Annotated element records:
- - - -

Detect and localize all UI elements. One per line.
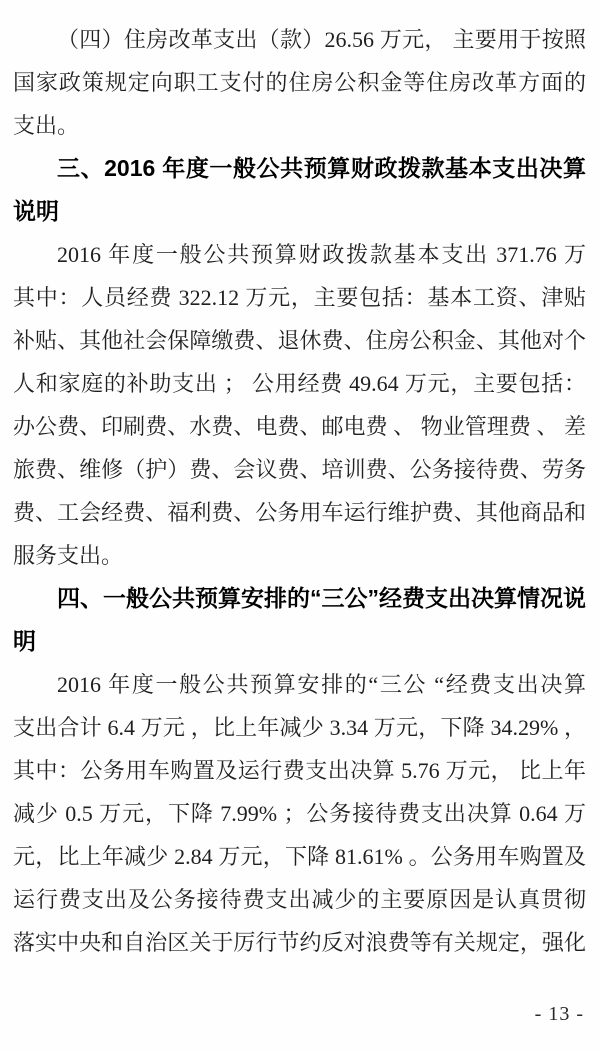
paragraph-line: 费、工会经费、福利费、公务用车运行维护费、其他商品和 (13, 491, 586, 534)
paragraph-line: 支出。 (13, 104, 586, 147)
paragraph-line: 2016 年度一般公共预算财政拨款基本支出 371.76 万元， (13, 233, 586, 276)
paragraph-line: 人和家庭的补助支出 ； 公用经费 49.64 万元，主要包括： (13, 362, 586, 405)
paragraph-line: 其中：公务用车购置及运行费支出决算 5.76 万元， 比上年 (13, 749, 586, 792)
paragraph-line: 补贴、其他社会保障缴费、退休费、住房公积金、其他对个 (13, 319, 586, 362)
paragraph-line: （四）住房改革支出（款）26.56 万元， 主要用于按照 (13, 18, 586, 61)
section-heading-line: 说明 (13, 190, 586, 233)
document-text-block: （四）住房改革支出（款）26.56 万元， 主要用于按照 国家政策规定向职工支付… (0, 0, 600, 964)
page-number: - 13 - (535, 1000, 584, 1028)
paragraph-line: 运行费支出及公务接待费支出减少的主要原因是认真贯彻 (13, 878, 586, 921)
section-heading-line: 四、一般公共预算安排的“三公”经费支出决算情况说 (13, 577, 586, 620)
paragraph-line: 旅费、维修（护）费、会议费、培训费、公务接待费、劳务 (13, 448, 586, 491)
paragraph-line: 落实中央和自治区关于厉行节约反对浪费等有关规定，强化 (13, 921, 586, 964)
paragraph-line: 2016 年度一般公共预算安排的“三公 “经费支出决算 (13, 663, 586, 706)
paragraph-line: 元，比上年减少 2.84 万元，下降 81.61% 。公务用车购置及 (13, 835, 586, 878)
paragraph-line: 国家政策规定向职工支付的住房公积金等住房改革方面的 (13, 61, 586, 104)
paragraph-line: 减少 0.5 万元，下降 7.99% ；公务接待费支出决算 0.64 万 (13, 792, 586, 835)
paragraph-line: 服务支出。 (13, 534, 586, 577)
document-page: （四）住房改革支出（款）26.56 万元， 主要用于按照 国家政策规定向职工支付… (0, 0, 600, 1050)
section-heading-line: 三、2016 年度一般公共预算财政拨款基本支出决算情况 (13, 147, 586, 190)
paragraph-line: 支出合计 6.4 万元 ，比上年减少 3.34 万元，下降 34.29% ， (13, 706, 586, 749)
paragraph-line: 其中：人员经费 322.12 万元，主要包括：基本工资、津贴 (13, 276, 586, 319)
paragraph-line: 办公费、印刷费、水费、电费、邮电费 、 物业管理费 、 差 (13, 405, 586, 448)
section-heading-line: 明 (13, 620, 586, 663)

- - - -

■ GIVEN TASK ■
Turn all of the records above into a JSON list of strings, one string per line. Skip blank lines and leave out the pictures.

■ WORKED ANSWER ■
[
  "Detect and localize all UI elements. One per line.",
  "paragraph-line: 费、工会经费、福利费、公务用车运行维护费、其他商品和 (13, 491, 586, 534)",
  "paragraph-line: 支出。 (13, 104, 586, 147)",
  "paragraph-line: 2016 年度一般公共预算财政拨款基本支出 371.76 万元， (13, 233, 586, 276)",
  "paragraph-line: 人和家庭的补助支出 ； 公用经费 49.64 万元，主要包括： (13, 362, 586, 405)",
  "paragraph-line: 其中：公务用车购置及运行费支出决算 5.76 万元， 比上年 (13, 749, 586, 792)",
  "paragraph-line: 补贴、其他社会保障缴费、退休费、住房公积金、其他对个 (13, 319, 586, 362)",
  "paragraph-line: （四）住房改革支出（款）26.56 万元， 主要用于按照 (13, 18, 586, 61)",
  "section-heading-line: 说明 (13, 190, 586, 233)",
  "document-text-block: （四）住房改革支出（款）26.56 万元， 主要用于按照 国家政策规定向职工支付… (0, 0, 600, 964)",
  "page-number: - 13 - (535, 1000, 584, 1028)",
  "paragraph-line: 运行费支出及公务接待费支出减少的主要原因是认真贯彻 (13, 878, 586, 921)",
  "section-heading-line: 四、一般公共预算安排的“三公”经费支出决算情况说 (13, 577, 586, 620)",
  "paragraph-line: 旅费、维修（护）费、会议费、培训费、公务接待费、劳务 (13, 448, 586, 491)",
  "paragraph-line: 落实中央和自治区关于厉行节约反对浪费等有关规定，强化 (13, 921, 586, 964)",
  "paragraph-line: 2016 年度一般公共预算安排的“三公 “经费支出决算 (13, 663, 586, 706)",
  "paragraph-line: 元，比上年减少 2.84 万元，下降 81.61% 。公务用车购置及 (13, 835, 586, 878)",
  "paragraph-line: 国家政策规定向职工支付的住房公积金等住房改革方面的 (13, 61, 586, 104)",
  "paragraph-line: 减少 0.5 万元，下降 7.99% ；公务接待费支出决算 0.64 万 (13, 792, 586, 835)",
  "paragraph-line: 服务支出。 (13, 534, 586, 577)",
  "document-page: （四）住房改革支出（款）26.56 万元， 主要用于按照 国家政策规定向职工支付… (0, 0, 600, 1050)",
  "section-heading-line: 三、2016 年度一般公共预算财政拨款基本支出决算情况 (13, 147, 586, 190)",
  "paragraph-line: 支出合计 6.4 万元 ，比上年减少 3.34 万元，下降 34.29% ， (13, 706, 586, 749)",
  "paragraph-line: 其中：人员经费 322.12 万元，主要包括：基本工资、津贴 (13, 276, 586, 319)",
  "paragraph-line: 办公费、印刷费、水费、电费、邮电费 、 物业管理费 、 差 (13, 405, 586, 448)",
  "section-heading-line: 明 (13, 620, 586, 663)"
]